▶ TASK TO CARRY OUT
From the listing below, extract each line containing the string "name".

Figure content listings:
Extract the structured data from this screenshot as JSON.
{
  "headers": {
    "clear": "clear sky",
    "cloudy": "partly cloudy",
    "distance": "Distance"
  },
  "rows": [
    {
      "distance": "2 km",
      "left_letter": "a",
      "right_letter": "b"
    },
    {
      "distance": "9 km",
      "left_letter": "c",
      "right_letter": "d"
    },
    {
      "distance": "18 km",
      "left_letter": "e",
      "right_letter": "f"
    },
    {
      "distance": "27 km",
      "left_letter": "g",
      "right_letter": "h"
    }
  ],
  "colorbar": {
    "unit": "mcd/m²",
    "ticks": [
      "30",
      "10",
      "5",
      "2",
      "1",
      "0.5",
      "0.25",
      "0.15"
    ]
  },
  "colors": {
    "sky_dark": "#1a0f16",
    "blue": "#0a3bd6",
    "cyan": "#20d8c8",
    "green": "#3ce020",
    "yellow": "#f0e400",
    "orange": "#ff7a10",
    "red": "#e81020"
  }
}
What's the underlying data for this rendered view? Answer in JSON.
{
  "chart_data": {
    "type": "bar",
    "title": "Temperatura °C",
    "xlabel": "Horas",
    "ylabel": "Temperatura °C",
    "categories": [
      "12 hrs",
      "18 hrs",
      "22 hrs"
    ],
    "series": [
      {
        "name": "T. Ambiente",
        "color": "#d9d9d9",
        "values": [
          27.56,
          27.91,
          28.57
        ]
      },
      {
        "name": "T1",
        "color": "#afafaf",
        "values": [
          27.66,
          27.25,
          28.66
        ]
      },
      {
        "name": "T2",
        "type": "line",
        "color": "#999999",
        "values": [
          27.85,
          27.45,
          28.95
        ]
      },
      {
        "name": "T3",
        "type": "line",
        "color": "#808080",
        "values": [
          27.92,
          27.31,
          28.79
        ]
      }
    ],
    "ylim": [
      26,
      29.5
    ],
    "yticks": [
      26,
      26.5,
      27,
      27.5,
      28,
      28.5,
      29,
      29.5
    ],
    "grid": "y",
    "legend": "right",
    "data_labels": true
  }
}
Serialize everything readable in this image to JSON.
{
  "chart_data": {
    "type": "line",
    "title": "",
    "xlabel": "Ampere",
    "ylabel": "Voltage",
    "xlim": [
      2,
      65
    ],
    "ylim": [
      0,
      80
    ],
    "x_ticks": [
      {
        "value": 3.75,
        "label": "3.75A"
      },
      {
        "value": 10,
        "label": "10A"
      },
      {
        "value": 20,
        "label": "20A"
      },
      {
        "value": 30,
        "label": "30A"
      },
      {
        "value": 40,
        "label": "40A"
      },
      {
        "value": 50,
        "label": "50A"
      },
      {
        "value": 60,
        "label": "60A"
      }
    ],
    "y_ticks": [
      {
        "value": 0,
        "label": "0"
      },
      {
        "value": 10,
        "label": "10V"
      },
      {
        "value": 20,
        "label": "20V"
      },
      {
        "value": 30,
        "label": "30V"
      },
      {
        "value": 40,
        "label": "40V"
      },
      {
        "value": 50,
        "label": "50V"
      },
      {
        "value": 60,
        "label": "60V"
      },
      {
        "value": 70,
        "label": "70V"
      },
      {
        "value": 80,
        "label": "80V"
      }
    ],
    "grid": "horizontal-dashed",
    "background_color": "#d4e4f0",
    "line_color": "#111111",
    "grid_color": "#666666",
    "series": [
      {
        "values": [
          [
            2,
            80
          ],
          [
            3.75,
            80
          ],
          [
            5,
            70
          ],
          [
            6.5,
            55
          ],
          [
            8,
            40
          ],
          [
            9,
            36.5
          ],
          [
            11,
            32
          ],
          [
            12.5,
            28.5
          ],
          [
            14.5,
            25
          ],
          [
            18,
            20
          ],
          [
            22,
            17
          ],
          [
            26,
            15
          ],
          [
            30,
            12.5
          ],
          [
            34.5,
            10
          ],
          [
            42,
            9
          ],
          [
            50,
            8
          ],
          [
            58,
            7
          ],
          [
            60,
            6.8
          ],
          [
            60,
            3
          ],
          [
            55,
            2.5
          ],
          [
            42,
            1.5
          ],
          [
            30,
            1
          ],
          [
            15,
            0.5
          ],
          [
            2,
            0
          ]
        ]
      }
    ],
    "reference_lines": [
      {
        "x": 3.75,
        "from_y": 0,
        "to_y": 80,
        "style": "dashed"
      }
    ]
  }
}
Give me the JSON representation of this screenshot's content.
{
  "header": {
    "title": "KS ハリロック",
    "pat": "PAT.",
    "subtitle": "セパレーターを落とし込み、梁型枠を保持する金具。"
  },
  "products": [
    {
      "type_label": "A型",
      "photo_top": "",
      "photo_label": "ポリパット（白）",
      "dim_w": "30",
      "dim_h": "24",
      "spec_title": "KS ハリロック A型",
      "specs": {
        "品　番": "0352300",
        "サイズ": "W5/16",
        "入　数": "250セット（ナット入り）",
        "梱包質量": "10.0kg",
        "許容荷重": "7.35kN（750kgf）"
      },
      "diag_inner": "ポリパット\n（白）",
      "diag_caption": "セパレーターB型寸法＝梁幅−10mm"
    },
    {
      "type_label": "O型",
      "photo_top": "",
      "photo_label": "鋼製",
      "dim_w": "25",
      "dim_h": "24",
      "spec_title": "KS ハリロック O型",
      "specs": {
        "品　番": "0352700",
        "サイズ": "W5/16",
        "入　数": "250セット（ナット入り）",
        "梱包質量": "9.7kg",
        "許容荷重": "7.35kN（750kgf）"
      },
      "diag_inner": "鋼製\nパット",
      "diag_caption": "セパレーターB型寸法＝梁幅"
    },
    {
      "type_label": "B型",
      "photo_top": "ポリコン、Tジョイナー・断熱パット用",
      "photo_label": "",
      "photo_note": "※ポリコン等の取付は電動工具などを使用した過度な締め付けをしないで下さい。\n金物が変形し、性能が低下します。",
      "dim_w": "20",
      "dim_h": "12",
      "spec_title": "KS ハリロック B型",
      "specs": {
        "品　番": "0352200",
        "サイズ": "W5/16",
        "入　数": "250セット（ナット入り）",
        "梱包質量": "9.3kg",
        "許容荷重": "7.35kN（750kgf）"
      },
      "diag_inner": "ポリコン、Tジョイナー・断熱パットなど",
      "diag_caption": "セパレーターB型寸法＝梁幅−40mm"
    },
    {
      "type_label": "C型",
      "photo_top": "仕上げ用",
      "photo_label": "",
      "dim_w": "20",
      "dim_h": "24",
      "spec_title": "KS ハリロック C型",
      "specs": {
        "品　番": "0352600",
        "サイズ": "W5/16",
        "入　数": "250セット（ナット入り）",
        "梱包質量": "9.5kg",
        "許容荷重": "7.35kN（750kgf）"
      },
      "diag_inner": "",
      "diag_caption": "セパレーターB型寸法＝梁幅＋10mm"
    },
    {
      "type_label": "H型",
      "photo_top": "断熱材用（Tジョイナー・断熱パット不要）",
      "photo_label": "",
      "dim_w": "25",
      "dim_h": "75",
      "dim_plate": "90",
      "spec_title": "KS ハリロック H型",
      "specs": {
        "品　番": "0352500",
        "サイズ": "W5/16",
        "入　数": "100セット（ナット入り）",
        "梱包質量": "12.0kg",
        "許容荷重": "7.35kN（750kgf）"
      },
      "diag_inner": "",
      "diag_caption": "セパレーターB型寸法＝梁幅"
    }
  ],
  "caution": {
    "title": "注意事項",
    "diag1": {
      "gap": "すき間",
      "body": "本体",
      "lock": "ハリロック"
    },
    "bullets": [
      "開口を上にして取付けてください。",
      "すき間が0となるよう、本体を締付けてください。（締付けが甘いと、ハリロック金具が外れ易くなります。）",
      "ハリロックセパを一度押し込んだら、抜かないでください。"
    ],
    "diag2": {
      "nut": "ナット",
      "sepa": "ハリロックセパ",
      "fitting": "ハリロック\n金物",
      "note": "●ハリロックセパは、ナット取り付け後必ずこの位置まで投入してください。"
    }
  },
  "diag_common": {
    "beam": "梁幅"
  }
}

▶ ANSWER FOR THE TASK
        "name": "T. Ambiente",
        "name": "T1",
        "name": "T2",
        "name": "T3",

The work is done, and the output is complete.